Task to complete: Find each line with the string "page" and copy it.

Materials provided:
☆ ☆ ☆ ☆ ☆
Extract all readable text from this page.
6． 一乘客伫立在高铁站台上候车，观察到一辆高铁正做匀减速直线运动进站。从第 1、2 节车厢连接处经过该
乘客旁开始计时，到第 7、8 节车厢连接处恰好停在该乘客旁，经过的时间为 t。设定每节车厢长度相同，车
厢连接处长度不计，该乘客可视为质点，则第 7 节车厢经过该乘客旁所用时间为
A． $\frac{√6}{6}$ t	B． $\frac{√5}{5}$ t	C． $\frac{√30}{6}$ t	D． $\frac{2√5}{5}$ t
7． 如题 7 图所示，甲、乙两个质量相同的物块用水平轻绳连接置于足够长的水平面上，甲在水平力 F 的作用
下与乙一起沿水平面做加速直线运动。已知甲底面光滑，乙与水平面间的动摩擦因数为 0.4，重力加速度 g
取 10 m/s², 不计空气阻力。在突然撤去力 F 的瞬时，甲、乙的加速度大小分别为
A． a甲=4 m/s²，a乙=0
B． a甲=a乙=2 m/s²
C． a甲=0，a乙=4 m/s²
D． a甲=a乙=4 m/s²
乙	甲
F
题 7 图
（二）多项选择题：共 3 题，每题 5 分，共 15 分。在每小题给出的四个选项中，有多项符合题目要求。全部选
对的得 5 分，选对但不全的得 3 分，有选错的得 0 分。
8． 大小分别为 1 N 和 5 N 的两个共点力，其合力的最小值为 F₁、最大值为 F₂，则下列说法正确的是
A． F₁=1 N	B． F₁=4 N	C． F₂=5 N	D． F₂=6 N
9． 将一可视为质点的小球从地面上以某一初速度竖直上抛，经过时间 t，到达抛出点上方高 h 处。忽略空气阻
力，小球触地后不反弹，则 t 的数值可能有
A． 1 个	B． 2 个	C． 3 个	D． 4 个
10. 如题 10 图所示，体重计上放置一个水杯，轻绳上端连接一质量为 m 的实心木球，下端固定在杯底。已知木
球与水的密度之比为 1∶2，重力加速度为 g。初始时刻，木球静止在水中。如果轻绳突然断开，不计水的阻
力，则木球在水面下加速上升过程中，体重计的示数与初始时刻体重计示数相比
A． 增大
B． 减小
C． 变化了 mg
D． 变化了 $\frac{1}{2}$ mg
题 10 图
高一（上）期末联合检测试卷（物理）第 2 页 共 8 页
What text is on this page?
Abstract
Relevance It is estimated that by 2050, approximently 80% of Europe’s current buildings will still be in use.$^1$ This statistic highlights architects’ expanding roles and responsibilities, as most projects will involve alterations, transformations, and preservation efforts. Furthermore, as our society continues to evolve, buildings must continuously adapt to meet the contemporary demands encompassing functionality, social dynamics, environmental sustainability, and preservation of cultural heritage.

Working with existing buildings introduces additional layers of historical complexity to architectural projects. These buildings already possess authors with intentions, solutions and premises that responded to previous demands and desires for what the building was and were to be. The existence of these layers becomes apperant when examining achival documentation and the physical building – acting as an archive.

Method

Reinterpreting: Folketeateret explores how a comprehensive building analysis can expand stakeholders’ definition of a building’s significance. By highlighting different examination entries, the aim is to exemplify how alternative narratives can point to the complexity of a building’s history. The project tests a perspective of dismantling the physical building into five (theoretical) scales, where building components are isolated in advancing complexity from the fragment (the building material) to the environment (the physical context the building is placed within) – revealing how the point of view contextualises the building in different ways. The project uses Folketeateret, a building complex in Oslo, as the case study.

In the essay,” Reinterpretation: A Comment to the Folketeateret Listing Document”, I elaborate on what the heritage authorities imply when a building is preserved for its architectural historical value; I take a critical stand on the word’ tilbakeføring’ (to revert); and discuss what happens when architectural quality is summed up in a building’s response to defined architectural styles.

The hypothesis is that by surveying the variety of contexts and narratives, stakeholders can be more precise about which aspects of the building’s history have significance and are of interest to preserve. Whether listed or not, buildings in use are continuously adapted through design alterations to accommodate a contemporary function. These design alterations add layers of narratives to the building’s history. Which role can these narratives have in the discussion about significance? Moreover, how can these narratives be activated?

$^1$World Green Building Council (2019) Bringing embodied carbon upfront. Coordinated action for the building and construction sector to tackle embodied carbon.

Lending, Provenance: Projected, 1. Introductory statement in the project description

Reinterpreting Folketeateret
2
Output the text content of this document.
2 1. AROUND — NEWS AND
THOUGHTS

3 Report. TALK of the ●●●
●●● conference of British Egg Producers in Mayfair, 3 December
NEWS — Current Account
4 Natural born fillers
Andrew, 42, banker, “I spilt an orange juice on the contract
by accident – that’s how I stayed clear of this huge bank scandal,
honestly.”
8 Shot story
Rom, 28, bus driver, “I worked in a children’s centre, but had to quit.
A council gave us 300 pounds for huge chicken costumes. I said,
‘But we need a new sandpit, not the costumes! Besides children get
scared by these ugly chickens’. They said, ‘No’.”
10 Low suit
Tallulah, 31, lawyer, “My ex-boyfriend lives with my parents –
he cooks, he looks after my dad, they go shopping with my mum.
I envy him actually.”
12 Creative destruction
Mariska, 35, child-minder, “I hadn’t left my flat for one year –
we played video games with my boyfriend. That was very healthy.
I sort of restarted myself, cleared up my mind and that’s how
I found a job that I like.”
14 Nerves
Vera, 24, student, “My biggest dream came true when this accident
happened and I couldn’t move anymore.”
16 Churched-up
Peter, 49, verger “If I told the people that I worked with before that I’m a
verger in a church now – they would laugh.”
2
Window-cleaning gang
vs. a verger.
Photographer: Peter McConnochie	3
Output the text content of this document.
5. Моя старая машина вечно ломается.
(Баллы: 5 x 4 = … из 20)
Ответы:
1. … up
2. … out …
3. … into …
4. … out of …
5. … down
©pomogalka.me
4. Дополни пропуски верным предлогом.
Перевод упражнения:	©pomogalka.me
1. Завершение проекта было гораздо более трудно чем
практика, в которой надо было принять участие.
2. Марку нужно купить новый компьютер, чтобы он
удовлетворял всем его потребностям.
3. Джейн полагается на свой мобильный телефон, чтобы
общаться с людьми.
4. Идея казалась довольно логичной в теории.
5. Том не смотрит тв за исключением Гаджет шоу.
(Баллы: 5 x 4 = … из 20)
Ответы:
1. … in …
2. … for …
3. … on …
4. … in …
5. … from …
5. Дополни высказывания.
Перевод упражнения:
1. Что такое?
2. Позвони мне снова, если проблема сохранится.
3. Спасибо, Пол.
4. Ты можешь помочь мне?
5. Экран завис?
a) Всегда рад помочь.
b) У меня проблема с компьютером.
☆ ☆ ☆ ☆ ☆
The completed task:
Extract all readable text from this page.
What text is on this page?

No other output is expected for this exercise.